Ser jogador profissional de futebol é o sonho de Vanderlei Gonçalves da Silva, 23 anos, e Vicente Júnior, 19, assim como de tantos outros jovens que veem na bola um futuro melhor. Ambos são atletas do Milan, de Júlio de Castilhos, time que disputa a Série B do Campeonato Gaúcho, e como os demais companheiros do time, têm outra atividade profissional além da praticada dentro de campo. Na rotina diária de Vanderlei, ao invés da bola, o seu principal instrumento é a colher de pedreiro. É com essa ferramenta que ele garante o sustento ao mesmo tempo em que almeja chegar a um clube grande.
- O serviço é pesado, mas, se não for desse jeito, não vivo só com o dinheiro do futebol. O trabalho é bom, pois ajuda a manter o preparo físico - afirma o profissional, que atua como atacante na equipe.

INSTRUÇÃO A:
Reproduza na íntegra o texto sobre os atletas do Milan de Júlio de Castilhos.
O texto e os registros não têm relação entre si.

LISTAGEM:
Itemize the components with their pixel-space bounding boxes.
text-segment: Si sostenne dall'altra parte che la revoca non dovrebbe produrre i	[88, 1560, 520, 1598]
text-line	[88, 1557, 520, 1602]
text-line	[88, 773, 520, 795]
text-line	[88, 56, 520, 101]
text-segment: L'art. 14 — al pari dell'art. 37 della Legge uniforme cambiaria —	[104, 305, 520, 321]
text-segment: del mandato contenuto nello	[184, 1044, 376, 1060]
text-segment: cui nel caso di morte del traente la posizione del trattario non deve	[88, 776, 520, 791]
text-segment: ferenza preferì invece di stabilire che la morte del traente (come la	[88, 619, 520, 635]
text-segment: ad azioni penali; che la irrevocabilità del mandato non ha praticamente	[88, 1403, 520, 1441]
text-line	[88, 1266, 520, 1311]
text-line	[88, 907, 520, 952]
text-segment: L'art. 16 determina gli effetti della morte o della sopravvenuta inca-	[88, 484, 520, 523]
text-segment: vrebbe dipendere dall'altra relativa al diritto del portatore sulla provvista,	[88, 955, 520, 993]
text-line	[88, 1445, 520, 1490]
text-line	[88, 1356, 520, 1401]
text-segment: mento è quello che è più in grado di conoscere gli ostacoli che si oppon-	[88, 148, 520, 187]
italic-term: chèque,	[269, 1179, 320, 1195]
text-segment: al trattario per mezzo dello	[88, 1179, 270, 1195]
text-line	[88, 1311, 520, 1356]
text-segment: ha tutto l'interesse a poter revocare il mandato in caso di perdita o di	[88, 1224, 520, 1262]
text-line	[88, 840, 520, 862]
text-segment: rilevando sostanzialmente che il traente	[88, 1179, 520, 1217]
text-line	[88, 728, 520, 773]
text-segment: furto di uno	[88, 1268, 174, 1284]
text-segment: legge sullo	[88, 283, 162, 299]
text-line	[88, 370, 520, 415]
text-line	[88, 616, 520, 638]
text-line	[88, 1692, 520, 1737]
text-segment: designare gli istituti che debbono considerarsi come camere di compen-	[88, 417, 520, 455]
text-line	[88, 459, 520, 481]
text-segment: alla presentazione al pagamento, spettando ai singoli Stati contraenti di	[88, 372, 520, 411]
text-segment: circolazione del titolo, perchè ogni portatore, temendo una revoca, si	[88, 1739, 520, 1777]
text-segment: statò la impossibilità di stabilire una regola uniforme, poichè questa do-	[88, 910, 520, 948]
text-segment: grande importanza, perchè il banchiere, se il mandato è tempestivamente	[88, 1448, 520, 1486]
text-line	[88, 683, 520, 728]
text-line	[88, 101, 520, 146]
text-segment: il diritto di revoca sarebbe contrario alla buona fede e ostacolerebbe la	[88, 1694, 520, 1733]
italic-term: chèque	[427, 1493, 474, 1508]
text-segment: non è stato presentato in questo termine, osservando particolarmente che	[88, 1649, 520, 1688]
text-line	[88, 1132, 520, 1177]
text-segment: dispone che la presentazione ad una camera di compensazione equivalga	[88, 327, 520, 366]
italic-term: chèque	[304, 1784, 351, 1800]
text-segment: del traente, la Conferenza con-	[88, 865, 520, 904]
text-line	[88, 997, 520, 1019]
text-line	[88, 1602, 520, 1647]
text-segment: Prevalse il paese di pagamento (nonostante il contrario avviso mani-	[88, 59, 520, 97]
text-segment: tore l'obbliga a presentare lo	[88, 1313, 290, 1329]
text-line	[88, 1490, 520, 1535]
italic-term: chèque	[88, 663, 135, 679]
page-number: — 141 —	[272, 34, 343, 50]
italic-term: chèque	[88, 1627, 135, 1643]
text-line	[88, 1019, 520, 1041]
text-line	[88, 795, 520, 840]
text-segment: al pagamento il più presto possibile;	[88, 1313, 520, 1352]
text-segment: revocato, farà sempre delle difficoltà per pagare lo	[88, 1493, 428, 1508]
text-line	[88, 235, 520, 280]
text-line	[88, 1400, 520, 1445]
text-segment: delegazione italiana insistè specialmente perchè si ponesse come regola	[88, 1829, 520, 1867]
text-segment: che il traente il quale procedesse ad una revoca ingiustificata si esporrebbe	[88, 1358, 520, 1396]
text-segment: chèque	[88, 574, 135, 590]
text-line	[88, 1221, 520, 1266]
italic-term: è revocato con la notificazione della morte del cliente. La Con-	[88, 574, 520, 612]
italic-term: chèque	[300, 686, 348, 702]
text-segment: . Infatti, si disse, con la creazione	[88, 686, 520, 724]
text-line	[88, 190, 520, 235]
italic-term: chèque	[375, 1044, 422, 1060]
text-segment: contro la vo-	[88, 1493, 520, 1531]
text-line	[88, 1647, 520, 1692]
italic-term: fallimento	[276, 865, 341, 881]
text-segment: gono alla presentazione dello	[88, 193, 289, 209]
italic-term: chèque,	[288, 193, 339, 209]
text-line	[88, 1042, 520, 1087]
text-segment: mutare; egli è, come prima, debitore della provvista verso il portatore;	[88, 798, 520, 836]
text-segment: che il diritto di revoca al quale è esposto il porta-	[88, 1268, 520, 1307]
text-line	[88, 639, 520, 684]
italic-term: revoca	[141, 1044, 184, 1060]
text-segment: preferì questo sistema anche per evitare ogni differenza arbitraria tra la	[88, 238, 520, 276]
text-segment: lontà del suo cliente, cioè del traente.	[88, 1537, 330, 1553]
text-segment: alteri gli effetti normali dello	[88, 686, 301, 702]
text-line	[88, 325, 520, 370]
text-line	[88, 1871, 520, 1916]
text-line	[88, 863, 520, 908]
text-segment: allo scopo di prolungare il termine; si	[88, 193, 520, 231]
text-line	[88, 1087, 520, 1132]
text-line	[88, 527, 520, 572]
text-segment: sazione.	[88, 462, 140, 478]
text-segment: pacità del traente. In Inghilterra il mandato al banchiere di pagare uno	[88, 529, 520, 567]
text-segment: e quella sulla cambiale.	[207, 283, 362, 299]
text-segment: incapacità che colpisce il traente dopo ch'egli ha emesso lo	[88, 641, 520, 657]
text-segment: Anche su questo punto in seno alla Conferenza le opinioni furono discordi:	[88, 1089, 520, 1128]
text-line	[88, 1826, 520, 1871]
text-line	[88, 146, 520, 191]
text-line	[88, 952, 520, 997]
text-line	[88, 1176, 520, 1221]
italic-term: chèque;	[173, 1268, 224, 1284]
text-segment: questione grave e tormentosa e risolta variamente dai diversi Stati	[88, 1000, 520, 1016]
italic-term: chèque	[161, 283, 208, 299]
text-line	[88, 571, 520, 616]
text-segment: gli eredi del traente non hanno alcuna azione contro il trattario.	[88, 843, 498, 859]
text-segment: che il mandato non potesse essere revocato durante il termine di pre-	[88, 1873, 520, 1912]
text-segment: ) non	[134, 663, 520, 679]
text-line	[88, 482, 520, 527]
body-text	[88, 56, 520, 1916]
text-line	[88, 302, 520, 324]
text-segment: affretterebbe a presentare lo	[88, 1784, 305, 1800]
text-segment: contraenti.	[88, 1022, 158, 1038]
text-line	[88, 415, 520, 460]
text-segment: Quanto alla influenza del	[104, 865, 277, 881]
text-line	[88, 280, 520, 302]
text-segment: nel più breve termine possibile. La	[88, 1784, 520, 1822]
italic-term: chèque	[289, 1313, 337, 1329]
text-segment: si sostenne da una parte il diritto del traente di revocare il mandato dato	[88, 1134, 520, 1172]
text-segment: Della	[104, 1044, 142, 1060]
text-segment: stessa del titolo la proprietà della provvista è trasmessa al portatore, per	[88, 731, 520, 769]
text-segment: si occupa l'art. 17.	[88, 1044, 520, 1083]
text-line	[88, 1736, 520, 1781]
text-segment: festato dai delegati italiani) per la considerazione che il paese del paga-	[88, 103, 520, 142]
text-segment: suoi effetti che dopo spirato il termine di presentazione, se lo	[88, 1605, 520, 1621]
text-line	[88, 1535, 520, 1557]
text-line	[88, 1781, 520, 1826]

INSTRUÇÃO B:
Transcreva a parte dos registros que vai do início deles até a linha que contém "text-segment: del mandato", incluindo essa linha.

RESPOSTA A:
Ser jogador profissional de futebol é o sonho de Vanderlei Gonçalves da Silva, 23 anos, e Vicente Júnior, 19, assim como de tantos outros jovens que veem na bola um futuro melhor. Ambos são atletas do Milan, de Júlio de Castilhos, time que disputa a Série B do Campeonato Gaúcho, e como os demais companheiros do time, têm outra atividade profissional além da praticada dentro de campo. Na rotina diária de Vanderlei, ao invés da bola, o seu principal instrumento é a colher de pedreiro. É com essa ferramenta que ele garante o sustento ao mesmo tempo em que almeja chegar a um clube grande.
- O serviço é pesado, mas, se não for desse jeito, não vivo só com o dinheiro do futebol. O trabalho é bom, pois ajuda a manter o preparo físico - afirma o profissional, que atua como atacante na equipe.

RESPOSTA B:
Itemize the components with their pixel-space bounding boxes.
text-segment: Si sostenne dall'altra parte che la revoca non dovrebbe produrre i	[88, 1560, 520, 1598]
text-line	[88, 1557, 520, 1602]
text-line	[88, 773, 520, 795]
text-line	[88, 56, 520, 101]
text-segment: L'art. 14 — al pari dell'art. 37 della Legge uniforme cambiaria —	[104, 305, 520, 321]
text-segment: del mandato contenuto nello	[184, 1044, 376, 1060]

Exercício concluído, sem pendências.